- Set task:
Reproduce all of the data word for word.

-- Begin Available records --

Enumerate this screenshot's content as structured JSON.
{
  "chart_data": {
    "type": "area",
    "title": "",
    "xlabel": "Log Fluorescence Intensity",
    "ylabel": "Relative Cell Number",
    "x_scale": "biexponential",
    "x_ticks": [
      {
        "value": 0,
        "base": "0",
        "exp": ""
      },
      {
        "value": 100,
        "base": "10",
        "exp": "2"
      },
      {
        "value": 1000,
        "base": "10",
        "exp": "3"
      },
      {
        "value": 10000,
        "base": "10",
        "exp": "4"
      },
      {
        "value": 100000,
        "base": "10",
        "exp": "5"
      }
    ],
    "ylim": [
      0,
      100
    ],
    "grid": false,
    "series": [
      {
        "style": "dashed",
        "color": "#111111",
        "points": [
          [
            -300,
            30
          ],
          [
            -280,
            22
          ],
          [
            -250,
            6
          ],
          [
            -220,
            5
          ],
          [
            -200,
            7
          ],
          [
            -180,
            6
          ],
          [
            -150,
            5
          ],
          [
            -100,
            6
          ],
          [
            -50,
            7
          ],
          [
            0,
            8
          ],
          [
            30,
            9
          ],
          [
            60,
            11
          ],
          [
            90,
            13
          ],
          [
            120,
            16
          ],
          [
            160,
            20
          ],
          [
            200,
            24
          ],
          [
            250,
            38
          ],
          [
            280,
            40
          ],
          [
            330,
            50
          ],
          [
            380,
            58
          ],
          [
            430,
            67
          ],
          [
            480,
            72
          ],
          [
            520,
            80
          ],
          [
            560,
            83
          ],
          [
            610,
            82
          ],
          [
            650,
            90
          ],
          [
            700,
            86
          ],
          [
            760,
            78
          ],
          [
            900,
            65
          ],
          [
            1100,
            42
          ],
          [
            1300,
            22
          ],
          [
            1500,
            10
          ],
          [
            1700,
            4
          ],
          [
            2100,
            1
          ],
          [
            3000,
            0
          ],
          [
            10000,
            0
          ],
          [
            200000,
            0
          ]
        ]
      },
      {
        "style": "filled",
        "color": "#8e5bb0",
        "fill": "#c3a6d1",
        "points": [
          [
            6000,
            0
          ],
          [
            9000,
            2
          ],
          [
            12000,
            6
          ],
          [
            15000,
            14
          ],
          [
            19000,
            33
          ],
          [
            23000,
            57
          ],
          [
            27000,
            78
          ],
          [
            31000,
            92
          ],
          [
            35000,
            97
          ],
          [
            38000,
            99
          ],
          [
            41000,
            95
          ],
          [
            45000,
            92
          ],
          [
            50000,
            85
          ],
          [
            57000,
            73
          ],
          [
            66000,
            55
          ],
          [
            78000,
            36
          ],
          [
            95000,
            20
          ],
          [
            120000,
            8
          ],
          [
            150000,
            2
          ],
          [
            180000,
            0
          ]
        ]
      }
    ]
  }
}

-- End Available records --

- Finished exercise:
Enumerate this screenshot's content as structured JSON.
{
  "chart_data": {
    "type": "area",
    "title": "",
    "xlabel": "Log Fluorescence Intensity",
    "ylabel": "Relative Cell Number",
    "x_scale": "biexponential",
    "x_ticks": [
      {
        "value": 0,
        "base": "0",
        "exp": ""
      },
      {
        "value": 100,
        "base": "10",
        "exp": "2"
      },
      {
        "value": 1000,
        "base": "10",
        "exp": "3"
      },
      {
        "value": 10000,
        "base": "10",
        "exp": "4"
      },
      {
        "value": 100000,
        "base": "10",
        "exp": "5"
      }
    ],
    "ylim": [
      0,
      100
    ],
    "grid": false,
    "series": [
      {
        "style": "dashed",
        "color": "#111111",
        "points": [
          [
            -300,
            30
          ],
          [
            -280,
            22
          ],
          [
            -250,
            6
          ],
          [
            -220,
            5
          ],
          [
            -200,
            7
          ],
          [
            -180,
            6
          ],
          [
            -150,
            5
          ],
          [
            -100,
            6
          ],
          [
            -50,
            7
          ],
          [
            0,
            8
          ],
          [
            30,
            9
          ],
          [
            60,
            11
          ],
          [
            90,
            13
          ],
          [
            120,
            16
          ],
          [
            160,
            20
          ],
          [
            200,
            24
          ],
          [
            250,
            38
          ],
          [
            280,
            40
          ],
          [
            330,
            50
          ],
          [
            380,
            58
          ],
          [
            430,
            67
          ],
          [
            480,
            72
          ],
          [
            520,
            80
          ],
          [
            560,
            83
          ],
          [
            610,
            82
          ],
          [
            650,
            90
          ],
          [
            700,
            86
          ],
          [
            760,
            78
          ],
          [
            900,
            65
          ],
          [
            1100,
            42
          ],
          [
            1300,
            22
          ],
          [
            1500,
            10
          ],
          [
            1700,
            4
          ],
          [
            2100,
            1
          ],
          [
            3000,
            0
          ],
          [
            10000,
            0
          ],
          [
            200000,
            0
          ]
        ]
      },
      {
        "style": "filled",
        "color": "#8e5bb0",
        "fill": "#c3a6d1",
        "points": [
          [
            6000,
            0
          ],
          [
            9000,
            2
          ],
          [
            12000,
            6
          ],
          [
            15000,
            14
          ],
          [
            19000,
            33
          ],
          [
            23000,
            57
          ],
          [
            27000,
            78
          ],
          [
            31000,
            92
          ],
          [
            35000,
            97
          ],
          [
            38000,
            99
          ],
          [
            41000,
            95
          ],
          [
            45000,
            92
          ],
          [
            50000,
            85
          ],
          [
            57000,
            73
          ],
          [
            66000,
            55
          ],
          [
            78000,
            36
          ],
          [
            95000,
            20
          ],
          [
            120000,
            8
          ],
          [
            150000,
            2
          ],
          [
            180000,
            0
          ]
        ]
      }
    ]
  }
}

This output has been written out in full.